• Task statement
Every entry below must be repeated exactly; skip the pictures.

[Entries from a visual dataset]
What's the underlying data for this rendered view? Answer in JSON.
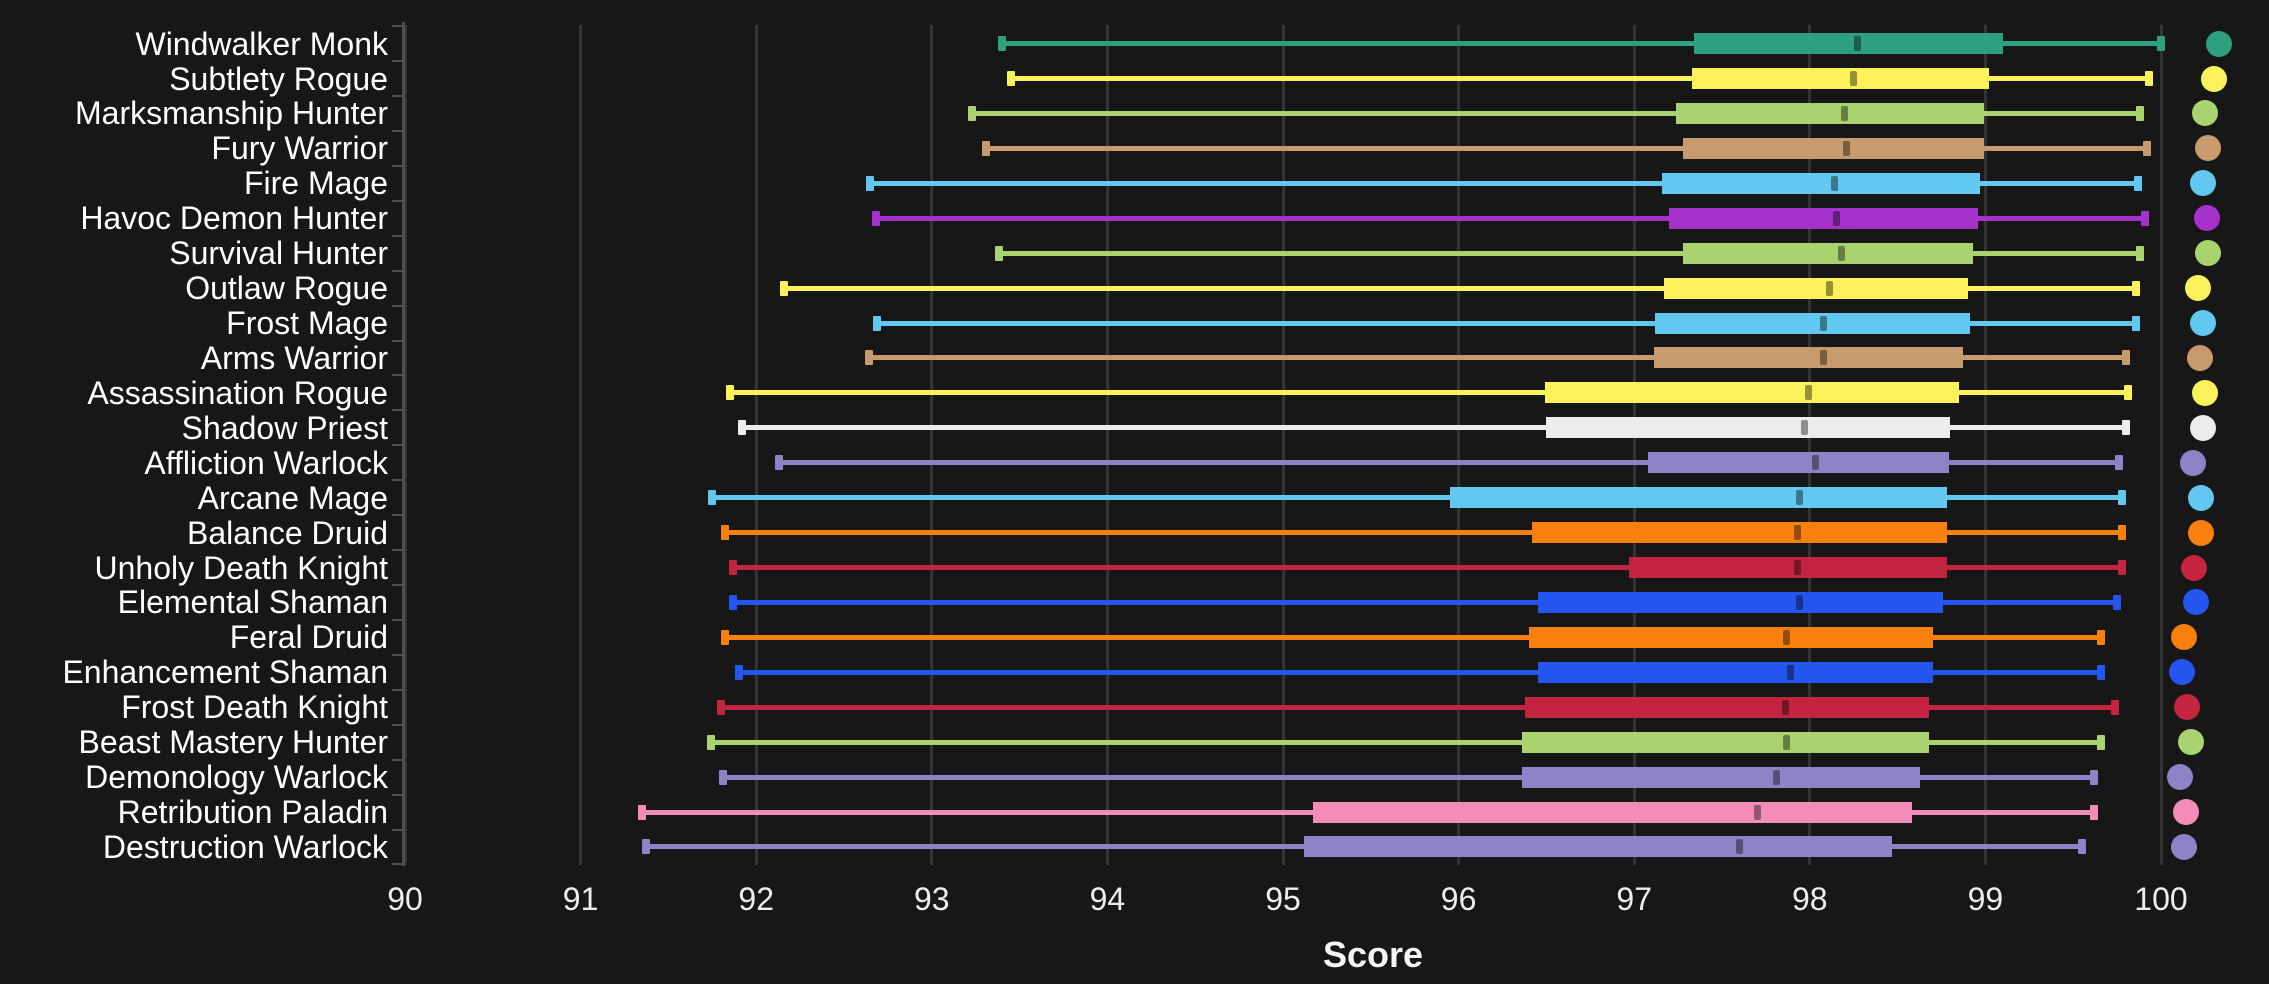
{
  "chart_data": {
    "type": "boxplot-horizontal",
    "title": "",
    "xlabel": "Score",
    "x_base": 90,
    "xlim": [
      90,
      100.6
    ],
    "x_ticks": [
      90,
      91,
      92,
      93,
      94,
      95,
      96,
      97,
      98,
      99,
      100
    ],
    "grid": "vertical",
    "background": "#171717",
    "gridline_color": "#343434",
    "axis_color": "#4f4f4f",
    "text_color": "#ffffff",
    "legend": "class-colored dot at right end of each row",
    "rows": [
      {
        "label": "Windwalker Monk",
        "color": "#2DA07E",
        "low": 93.4,
        "q1": 97.34,
        "median": 98.27,
        "q3": 99.1,
        "high": 100.0,
        "dot": 100.33
      },
      {
        "label": "Subtlety Rogue",
        "color": "#FBF15A",
        "low": 93.45,
        "q1": 97.33,
        "median": 98.25,
        "q3": 99.02,
        "high": 99.93,
        "dot": 100.3
      },
      {
        "label": "Marksmanship Hunter",
        "color": "#A9D36F",
        "low": 93.23,
        "q1": 97.24,
        "median": 98.2,
        "q3": 98.99,
        "high": 99.88,
        "dot": 100.25
      },
      {
        "label": "Fury Warrior",
        "color": "#C79B6D",
        "low": 93.31,
        "q1": 97.28,
        "median": 98.21,
        "q3": 98.99,
        "high": 99.92,
        "dot": 100.27
      },
      {
        "label": "Fire Mage",
        "color": "#62C8F0",
        "low": 92.65,
        "q1": 97.16,
        "median": 98.14,
        "q3": 98.97,
        "high": 99.87,
        "dot": 100.24
      },
      {
        "label": "Havoc Demon Hunter",
        "color": "#A432CB",
        "low": 92.68,
        "q1": 97.2,
        "median": 98.15,
        "q3": 98.96,
        "high": 99.91,
        "dot": 100.26
      },
      {
        "label": "Survival Hunter",
        "color": "#A9D36F",
        "low": 93.38,
        "q1": 97.28,
        "median": 98.18,
        "q3": 98.93,
        "high": 99.88,
        "dot": 100.27
      },
      {
        "label": "Outlaw Rogue",
        "color": "#FBF15A",
        "low": 92.16,
        "q1": 97.17,
        "median": 98.11,
        "q3": 98.9,
        "high": 99.86,
        "dot": 100.21
      },
      {
        "label": "Frost Mage",
        "color": "#62C8F0",
        "low": 92.69,
        "q1": 97.12,
        "median": 98.08,
        "q3": 98.91,
        "high": 99.86,
        "dot": 100.24
      },
      {
        "label": "Arms Warrior",
        "color": "#C79B6D",
        "low": 92.64,
        "q1": 97.11,
        "median": 98.08,
        "q3": 98.87,
        "high": 99.8,
        "dot": 100.22
      },
      {
        "label": "Assassination Rogue",
        "color": "#FBF15A",
        "low": 91.85,
        "q1": 96.49,
        "median": 97.99,
        "q3": 98.85,
        "high": 99.81,
        "dot": 100.25
      },
      {
        "label": "Shadow Priest",
        "color": "#ECECEC",
        "low": 91.92,
        "q1": 96.5,
        "median": 97.97,
        "q3": 98.8,
        "high": 99.8,
        "dot": 100.24
      },
      {
        "label": "Affliction Warlock",
        "color": "#8F83C8",
        "low": 92.13,
        "q1": 97.08,
        "median": 98.03,
        "q3": 98.79,
        "high": 99.76,
        "dot": 100.18
      },
      {
        "label": "Arcane Mage",
        "color": "#62C8F0",
        "low": 91.75,
        "q1": 95.95,
        "median": 97.94,
        "q3": 98.78,
        "high": 99.78,
        "dot": 100.23
      },
      {
        "label": "Balance Druid",
        "color": "#F8800F",
        "low": 91.82,
        "q1": 96.42,
        "median": 97.93,
        "q3": 98.78,
        "high": 99.78,
        "dot": 100.23
      },
      {
        "label": "Unholy Death Knight",
        "color": "#C32440",
        "low": 91.87,
        "q1": 96.97,
        "median": 97.93,
        "q3": 98.78,
        "high": 99.78,
        "dot": 100.19
      },
      {
        "label": "Elemental Shaman",
        "color": "#2456EF",
        "low": 91.87,
        "q1": 96.45,
        "median": 97.94,
        "q3": 98.76,
        "high": 99.75,
        "dot": 100.2
      },
      {
        "label": "Feral Druid",
        "color": "#F8800F",
        "low": 91.82,
        "q1": 96.4,
        "median": 97.87,
        "q3": 98.7,
        "high": 99.66,
        "dot": 100.13
      },
      {
        "label": "Enhancement Shaman",
        "color": "#2456EF",
        "low": 91.9,
        "q1": 96.45,
        "median": 97.89,
        "q3": 98.7,
        "high": 99.66,
        "dot": 100.12
      },
      {
        "label": "Frost Death Knight",
        "color": "#C32440",
        "low": 91.8,
        "q1": 96.38,
        "median": 97.86,
        "q3": 98.68,
        "high": 99.74,
        "dot": 100.15
      },
      {
        "label": "Beast Mastery Hunter",
        "color": "#A9D36F",
        "low": 91.74,
        "q1": 96.36,
        "median": 97.87,
        "q3": 98.68,
        "high": 99.66,
        "dot": 100.17
      },
      {
        "label": "Demonology Warlock",
        "color": "#8F83C8",
        "low": 91.81,
        "q1": 96.36,
        "median": 97.81,
        "q3": 98.63,
        "high": 99.62,
        "dot": 100.11
      },
      {
        "label": "Retribution Paladin",
        "color": "#F48CBA",
        "low": 91.35,
        "q1": 95.17,
        "median": 97.7,
        "q3": 98.58,
        "high": 99.62,
        "dot": 100.14
      },
      {
        "label": "Destruction Warlock",
        "color": "#8F83C8",
        "low": 91.37,
        "q1": 95.12,
        "median": 97.6,
        "q3": 98.47,
        "high": 99.55,
        "dot": 100.13
      }
    ]
  }
}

• The reply
What's the underlying data for this rendered view? Answer in JSON.
{
  "chart_data": {
    "type": "boxplot-horizontal",
    "title": "",
    "xlabel": "Score",
    "x_base": 90,
    "xlim": [
      90,
      100.6
    ],
    "x_ticks": [
      90,
      91,
      92,
      93,
      94,
      95,
      96,
      97,
      98,
      99,
      100
    ],
    "grid": "vertical",
    "background": "#171717",
    "gridline_color": "#343434",
    "axis_color": "#4f4f4f",
    "text_color": "#ffffff",
    "legend": "class-colored dot at right end of each row",
    "rows": [
      {
        "label": "Windwalker Monk",
        "color": "#2DA07E",
        "low": 93.4,
        "q1": 97.34,
        "median": 98.27,
        "q3": 99.1,
        "high": 100.0,
        "dot": 100.33
      },
      {
        "label": "Subtlety Rogue",
        "color": "#FBF15A",
        "low": 93.45,
        "q1": 97.33,
        "median": 98.25,
        "q3": 99.02,
        "high": 99.93,
        "dot": 100.3
      },
      {
        "label": "Marksmanship Hunter",
        "color": "#A9D36F",
        "low": 93.23,
        "q1": 97.24,
        "median": 98.2,
        "q3": 98.99,
        "high": 99.88,
        "dot": 100.25
      },
      {
        "label": "Fury Warrior",
        "color": "#C79B6D",
        "low": 93.31,
        "q1": 97.28,
        "median": 98.21,
        "q3": 98.99,
        "high": 99.92,
        "dot": 100.27
      },
      {
        "label": "Fire Mage",
        "color": "#62C8F0",
        "low": 92.65,
        "q1": 97.16,
        "median": 98.14,
        "q3": 98.97,
        "high": 99.87,
        "dot": 100.24
      },
      {
        "label": "Havoc Demon Hunter",
        "color": "#A432CB",
        "low": 92.68,
        "q1": 97.2,
        "median": 98.15,
        "q3": 98.96,
        "high": 99.91,
        "dot": 100.26
      },
      {
        "label": "Survival Hunter",
        "color": "#A9D36F",
        "low": 93.38,
        "q1": 97.28,
        "median": 98.18,
        "q3": 98.93,
        "high": 99.88,
        "dot": 100.27
      },
      {
        "label": "Outlaw Rogue",
        "color": "#FBF15A",
        "low": 92.16,
        "q1": 97.17,
        "median": 98.11,
        "q3": 98.9,
        "high": 99.86,
        "dot": 100.21
      },
      {
        "label": "Frost Mage",
        "color": "#62C8F0",
        "low": 92.69,
        "q1": 97.12,
        "median": 98.08,
        "q3": 98.91,
        "high": 99.86,
        "dot": 100.24
      },
      {
        "label": "Arms Warrior",
        "color": "#C79B6D",
        "low": 92.64,
        "q1": 97.11,
        "median": 98.08,
        "q3": 98.87,
        "high": 99.8,
        "dot": 100.22
      },
      {
        "label": "Assassination Rogue",
        "color": "#FBF15A",
        "low": 91.85,
        "q1": 96.49,
        "median": 97.99,
        "q3": 98.85,
        "high": 99.81,
        "dot": 100.25
      },
      {
        "label": "Shadow Priest",
        "color": "#ECECEC",
        "low": 91.92,
        "q1": 96.5,
        "median": 97.97,
        "q3": 98.8,
        "high": 99.8,
        "dot": 100.24
      },
      {
        "label": "Affliction Warlock",
        "color": "#8F83C8",
        "low": 92.13,
        "q1": 97.08,
        "median": 98.03,
        "q3": 98.79,
        "high": 99.76,
        "dot": 100.18
      },
      {
        "label": "Arcane Mage",
        "color": "#62C8F0",
        "low": 91.75,
        "q1": 95.95,
        "median": 97.94,
        "q3": 98.78,
        "high": 99.78,
        "dot": 100.23
      },
      {
        "label": "Balance Druid",
        "color": "#F8800F",
        "low": 91.82,
        "q1": 96.42,
        "median": 97.93,
        "q3": 98.78,
        "high": 99.78,
        "dot": 100.23
      },
      {
        "label": "Unholy Death Knight",
        "color": "#C32440",
        "low": 91.87,
        "q1": 96.97,
        "median": 97.93,
        "q3": 98.78,
        "high": 99.78,
        "dot": 100.19
      },
      {
        "label": "Elemental Shaman",
        "color": "#2456EF",
        "low": 91.87,
        "q1": 96.45,
        "median": 97.94,
        "q3": 98.76,
        "high": 99.75,
        "dot": 100.2
      },
      {
        "label": "Feral Druid",
        "color": "#F8800F",
        "low": 91.82,
        "q1": 96.4,
        "median": 97.87,
        "q3": 98.7,
        "high": 99.66,
        "dot": 100.13
      },
      {
        "label": "Enhancement Shaman",
        "color": "#2456EF",
        "low": 91.9,
        "q1": 96.45,
        "median": 97.89,
        "q3": 98.7,
        "high": 99.66,
        "dot": 100.12
      },
      {
        "label": "Frost Death Knight",
        "color": "#C32440",
        "low": 91.8,
        "q1": 96.38,
        "median": 97.86,
        "q3": 98.68,
        "high": 99.74,
        "dot": 100.15
      },
      {
        "label": "Beast Mastery Hunter",
        "color": "#A9D36F",
        "low": 91.74,
        "q1": 96.36,
        "median": 97.87,
        "q3": 98.68,
        "high": 99.66,
        "dot": 100.17
      },
      {
        "label": "Demonology Warlock",
        "color": "#8F83C8",
        "low": 91.81,
        "q1": 96.36,
        "median": 97.81,
        "q3": 98.63,
        "high": 99.62,
        "dot": 100.11
      },
      {
        "label": "Retribution Paladin",
        "color": "#F48CBA",
        "low": 91.35,
        "q1": 95.17,
        "median": 97.7,
        "q3": 98.58,
        "high": 99.62,
        "dot": 100.14
      },
      {
        "label": "Destruction Warlock",
        "color": "#8F83C8",
        "low": 91.37,
        "q1": 95.12,
        "median": 97.6,
        "q3": 98.47,
        "high": 99.55,
        "dot": 100.13
      }
    ]
  }
}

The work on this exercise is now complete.